WHAT YOU WILL DO
Look at the entries below and reproduce them exactly.

----------

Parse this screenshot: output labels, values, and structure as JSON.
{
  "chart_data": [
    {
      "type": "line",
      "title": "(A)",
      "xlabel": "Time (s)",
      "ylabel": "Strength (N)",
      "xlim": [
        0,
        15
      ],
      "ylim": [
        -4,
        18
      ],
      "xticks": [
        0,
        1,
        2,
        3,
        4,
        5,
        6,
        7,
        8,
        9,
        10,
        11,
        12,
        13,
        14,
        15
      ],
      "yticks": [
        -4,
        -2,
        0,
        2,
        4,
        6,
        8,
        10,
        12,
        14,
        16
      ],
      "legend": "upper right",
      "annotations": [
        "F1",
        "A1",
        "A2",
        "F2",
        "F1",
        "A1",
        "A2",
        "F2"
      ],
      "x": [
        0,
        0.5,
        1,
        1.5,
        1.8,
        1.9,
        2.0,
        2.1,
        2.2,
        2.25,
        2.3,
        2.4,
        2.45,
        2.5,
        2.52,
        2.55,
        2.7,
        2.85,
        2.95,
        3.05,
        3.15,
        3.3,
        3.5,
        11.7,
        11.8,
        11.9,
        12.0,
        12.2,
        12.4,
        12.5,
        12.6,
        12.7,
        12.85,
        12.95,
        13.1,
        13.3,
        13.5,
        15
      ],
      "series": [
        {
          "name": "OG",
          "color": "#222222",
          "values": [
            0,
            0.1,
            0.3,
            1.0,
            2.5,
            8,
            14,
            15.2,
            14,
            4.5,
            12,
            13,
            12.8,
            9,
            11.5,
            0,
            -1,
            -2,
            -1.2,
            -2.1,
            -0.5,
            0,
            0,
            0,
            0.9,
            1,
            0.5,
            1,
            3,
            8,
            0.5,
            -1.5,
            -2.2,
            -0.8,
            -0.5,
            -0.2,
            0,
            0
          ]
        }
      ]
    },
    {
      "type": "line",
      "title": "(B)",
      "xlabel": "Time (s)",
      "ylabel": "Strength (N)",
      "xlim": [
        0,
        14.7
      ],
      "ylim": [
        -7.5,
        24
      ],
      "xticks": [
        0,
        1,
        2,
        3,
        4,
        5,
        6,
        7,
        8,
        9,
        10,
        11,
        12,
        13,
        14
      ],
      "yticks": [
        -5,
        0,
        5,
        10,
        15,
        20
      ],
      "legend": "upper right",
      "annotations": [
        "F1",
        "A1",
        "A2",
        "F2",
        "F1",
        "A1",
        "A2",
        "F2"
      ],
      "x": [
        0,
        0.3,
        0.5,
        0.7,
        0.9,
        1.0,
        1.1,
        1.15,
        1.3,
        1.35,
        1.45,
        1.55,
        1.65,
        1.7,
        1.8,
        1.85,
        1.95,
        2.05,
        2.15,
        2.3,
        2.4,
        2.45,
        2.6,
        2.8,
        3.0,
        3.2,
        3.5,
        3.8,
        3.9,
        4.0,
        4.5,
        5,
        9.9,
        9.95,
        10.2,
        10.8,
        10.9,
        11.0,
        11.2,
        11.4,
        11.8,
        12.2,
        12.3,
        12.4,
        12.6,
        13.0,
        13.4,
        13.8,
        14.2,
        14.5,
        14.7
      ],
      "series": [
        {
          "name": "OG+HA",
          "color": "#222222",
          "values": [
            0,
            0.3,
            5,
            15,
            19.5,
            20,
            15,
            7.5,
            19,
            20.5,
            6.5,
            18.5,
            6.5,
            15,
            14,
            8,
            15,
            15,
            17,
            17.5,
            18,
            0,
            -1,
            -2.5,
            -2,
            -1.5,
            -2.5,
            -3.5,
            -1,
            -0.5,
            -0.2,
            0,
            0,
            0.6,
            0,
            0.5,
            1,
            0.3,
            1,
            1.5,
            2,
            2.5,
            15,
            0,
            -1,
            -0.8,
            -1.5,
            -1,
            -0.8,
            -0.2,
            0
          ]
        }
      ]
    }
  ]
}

----------

WRITTEN RESPONSE
Parse this screenshot: output labels, values, and structure as JSON.
{
  "chart_data": [
    {
      "type": "line",
      "title": "(A)",
      "xlabel": "Time (s)",
      "ylabel": "Strength (N)",
      "xlim": [
        0,
        15
      ],
      "ylim": [
        -4,
        18
      ],
      "xticks": [
        0,
        1,
        2,
        3,
        4,
        5,
        6,
        7,
        8,
        9,
        10,
        11,
        12,
        13,
        14,
        15
      ],
      "yticks": [
        -4,
        -2,
        0,
        2,
        4,
        6,
        8,
        10,
        12,
        14,
        16
      ],
      "legend": "upper right",
      "annotations": [
        "F1",
        "A1",
        "A2",
        "F2",
        "F1",
        "A1",
        "A2",
        "F2"
      ],
      "x": [
        0,
        0.5,
        1,
        1.5,
        1.8,
        1.9,
        2.0,
        2.1,
        2.2,
        2.25,
        2.3,
        2.4,
        2.45,
        2.5,
        2.52,
        2.55,
        2.7,
        2.85,
        2.95,
        3.05,
        3.15,
        3.3,
        3.5,
        11.7,
        11.8,
        11.9,
        12.0,
        12.2,
        12.4,
        12.5,
        12.6,
        12.7,
        12.85,
        12.95,
        13.1,
        13.3,
        13.5,
        15
      ],
      "series": [
        {
          "name": "OG",
          "color": "#222222",
          "values": [
            0,
            0.1,
            0.3,
            1.0,
            2.5,
            8,
            14,
            15.2,
            14,
            4.5,
            12,
            13,
            12.8,
            9,
            11.5,
            0,
            -1,
            -2,
            -1.2,
            -2.1,
            -0.5,
            0,
            0,
            0,
            0.9,
            1,
            0.5,
            1,
            3,
            8,
            0.5,
            -1.5,
            -2.2,
            -0.8,
            -0.5,
            -0.2,
            0,
            0
          ]
        }
      ]
    },
    {
      "type": "line",
      "title": "(B)",
      "xlabel": "Time (s)",
      "ylabel": "Strength (N)",
      "xlim": [
        0,
        14.7
      ],
      "ylim": [
        -7.5,
        24
      ],
      "xticks": [
        0,
        1,
        2,
        3,
        4,
        5,
        6,
        7,
        8,
        9,
        10,
        11,
        12,
        13,
        14
      ],
      "yticks": [
        -5,
        0,
        5,
        10,
        15,
        20
      ],
      "legend": "upper right",
      "annotations": [
        "F1",
        "A1",
        "A2",
        "F2",
        "F1",
        "A1",
        "A2",
        "F2"
      ],
      "x": [
        0,
        0.3,
        0.5,
        0.7,
        0.9,
        1.0,
        1.1,
        1.15,
        1.3,
        1.35,
        1.45,
        1.55,
        1.65,
        1.7,
        1.8,
        1.85,
        1.95,
        2.05,
        2.15,
        2.3,
        2.4,
        2.45,
        2.6,
        2.8,
        3.0,
        3.2,
        3.5,
        3.8,
        3.9,
        4.0,
        4.5,
        5,
        9.9,
        9.95,
        10.2,
        10.8,
        10.9,
        11.0,
        11.2,
        11.4,
        11.8,
        12.2,
        12.3,
        12.4,
        12.6,
        13.0,
        13.4,
        13.8,
        14.2,
        14.5,
        14.7
      ],
      "series": [
        {
          "name": "OG+HA",
          "color": "#222222",
          "values": [
            0,
            0.3,
            5,
            15,
            19.5,
            20,
            15,
            7.5,
            19,
            20.5,
            6.5,
            18.5,
            6.5,
            15,
            14,
            8,
            15,
            15,
            17,
            17.5,
            18,
            0,
            -1,
            -2.5,
            -2,
            -1.5,
            -2.5,
            -3.5,
            -1,
            -0.5,
            -0.2,
            0,
            0,
            0.6,
            0,
            0.5,
            1,
            0.3,
            1,
            1.5,
            2,
            2.5,
            15,
            0,
            -1,
            -0.8,
            -1.5,
            -1,
            -0.8,
            -0.2,
            0
          ]
        }
      ]
    }
  ]
}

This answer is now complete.